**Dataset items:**
__________

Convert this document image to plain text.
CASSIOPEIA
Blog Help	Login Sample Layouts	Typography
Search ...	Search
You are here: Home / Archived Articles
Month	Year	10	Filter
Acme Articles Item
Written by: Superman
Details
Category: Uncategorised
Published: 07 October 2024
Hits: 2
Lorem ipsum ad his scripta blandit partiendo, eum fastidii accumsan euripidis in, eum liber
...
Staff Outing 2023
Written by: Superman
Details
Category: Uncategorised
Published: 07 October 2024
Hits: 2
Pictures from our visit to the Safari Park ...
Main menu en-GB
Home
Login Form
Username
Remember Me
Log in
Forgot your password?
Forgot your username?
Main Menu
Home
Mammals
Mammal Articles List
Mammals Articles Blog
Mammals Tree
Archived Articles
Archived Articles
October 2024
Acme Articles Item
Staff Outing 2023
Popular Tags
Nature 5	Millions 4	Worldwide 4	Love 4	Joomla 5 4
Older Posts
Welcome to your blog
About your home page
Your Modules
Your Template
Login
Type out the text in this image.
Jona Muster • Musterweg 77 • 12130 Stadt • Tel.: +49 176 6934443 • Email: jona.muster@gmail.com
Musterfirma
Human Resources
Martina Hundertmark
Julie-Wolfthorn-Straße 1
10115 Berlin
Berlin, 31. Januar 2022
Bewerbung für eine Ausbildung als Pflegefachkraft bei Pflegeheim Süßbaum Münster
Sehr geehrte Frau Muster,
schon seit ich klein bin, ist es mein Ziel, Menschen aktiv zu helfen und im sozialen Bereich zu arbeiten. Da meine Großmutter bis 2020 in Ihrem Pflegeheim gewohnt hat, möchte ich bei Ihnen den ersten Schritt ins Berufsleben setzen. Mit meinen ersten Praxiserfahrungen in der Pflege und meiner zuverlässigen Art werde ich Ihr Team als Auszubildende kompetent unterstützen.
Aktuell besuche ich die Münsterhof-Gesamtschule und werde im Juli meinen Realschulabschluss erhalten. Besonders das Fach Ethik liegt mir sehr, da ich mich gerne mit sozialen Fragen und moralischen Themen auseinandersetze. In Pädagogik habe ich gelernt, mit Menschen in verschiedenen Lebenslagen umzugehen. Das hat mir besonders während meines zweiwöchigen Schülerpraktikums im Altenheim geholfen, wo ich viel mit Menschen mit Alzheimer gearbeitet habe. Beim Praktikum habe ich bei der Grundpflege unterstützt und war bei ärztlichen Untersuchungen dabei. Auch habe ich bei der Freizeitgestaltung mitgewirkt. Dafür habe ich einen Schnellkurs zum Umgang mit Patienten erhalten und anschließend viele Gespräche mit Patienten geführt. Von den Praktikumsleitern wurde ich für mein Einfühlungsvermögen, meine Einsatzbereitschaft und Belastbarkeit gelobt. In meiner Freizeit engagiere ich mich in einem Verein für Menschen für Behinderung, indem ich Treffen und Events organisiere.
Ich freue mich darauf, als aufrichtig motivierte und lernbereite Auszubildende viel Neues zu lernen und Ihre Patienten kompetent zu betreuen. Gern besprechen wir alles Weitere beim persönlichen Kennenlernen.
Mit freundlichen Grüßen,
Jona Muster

__________

**EXERCISE INSTRUCTIONS:** Give the entries once more, exactly as they appear.

**FULL RESPONSE:**
Convert this document image to plain text.
CASSIOPEIA
Blog Help	Login Sample Layouts	Typography
Search ...	Search
You are here: Home / Archived Articles
Month	Year	10	Filter
Acme Articles Item
Written by: Superman
Details
Category: Uncategorised
Published: 07 October 2024
Hits: 2
Lorem ipsum ad his scripta blandit partiendo, eum fastidii accumsan euripidis in, eum liber
...
Staff Outing 2023
Written by: Superman
Details
Category: Uncategorised
Published: 07 October 2024
Hits: 2
Pictures from our visit to the Safari Park ...
Main menu en-GB
Home
Login Form
Username
Remember Me
Log in
Forgot your password?
Forgot your username?
Main Menu
Home
Mammals
Mammal Articles List
Mammals Articles Blog
Mammals Tree
Archived Articles
Archived Articles
October 2024
Acme Articles Item
Staff Outing 2023
Popular Tags
Nature 5	Millions 4	Worldwide 4	Love 4	Joomla 5 4
Older Posts
Welcome to your blog
About your home page
Your Modules
Your Template
Login
Type out the text in this image.
Jona Muster • Musterweg 77 • 12130 Stadt • Tel.: +49 176 6934443 • Email: jona.muster@gmail.com
Musterfirma
Human Resources
Martina Hundertmark
Julie-Wolfthorn-Straße 1
10115 Berlin
Berlin, 31. Januar 2022
Bewerbung für eine Ausbildung als Pflegefachkraft bei Pflegeheim Süßbaum Münster
Sehr geehrte Frau Muster,
schon seit ich klein bin, ist es mein Ziel, Menschen aktiv zu helfen und im sozialen Bereich zu arbeiten. Da meine Großmutter bis 2020 in Ihrem Pflegeheim gewohnt hat, möchte ich bei Ihnen den ersten Schritt ins Berufsleben setzen. Mit meinen ersten Praxiserfahrungen in der Pflege und meiner zuverlässigen Art werde ich Ihr Team als Auszubildende kompetent unterstützen.
Aktuell besuche ich die Münsterhof-Gesamtschule und werde im Juli meinen Realschulabschluss erhalten. Besonders das Fach Ethik liegt mir sehr, da ich mich gerne mit sozialen Fragen und moralischen Themen auseinandersetze. In Pädagogik habe ich gelernt, mit Menschen in verschiedenen Lebenslagen umzugehen. Das hat mir besonders während meines zweiwöchigen Schülerpraktikums im Altenheim geholfen, wo ich viel mit Menschen mit Alzheimer gearbeitet habe. Beim Praktikum habe ich bei der Grundpflege unterstützt und war bei ärztlichen Untersuchungen dabei. Auch habe ich bei der Freizeitgestaltung mitgewirkt. Dafür habe ich einen Schnellkurs zum Umgang mit Patienten erhalten und anschließend viele Gespräche mit Patienten geführt. Von den Praktikumsleitern wurde ich für mein Einfühlungsvermögen, meine Einsatzbereitschaft und Belastbarkeit gelobt. In meiner Freizeit engagiere ich mich in einem Verein für Menschen für Behinderung, indem ich Treffen und Events organisiere.
Ich freue mich darauf, als aufrichtig motivierte und lernbereite Auszubildende viel Neues zu lernen und Ihre Patienten kompetent zu betreuen. Gern besprechen wir alles Weitere beim persönlichen Kennenlernen.
Mit freundlichen Grüßen,
Jona Muster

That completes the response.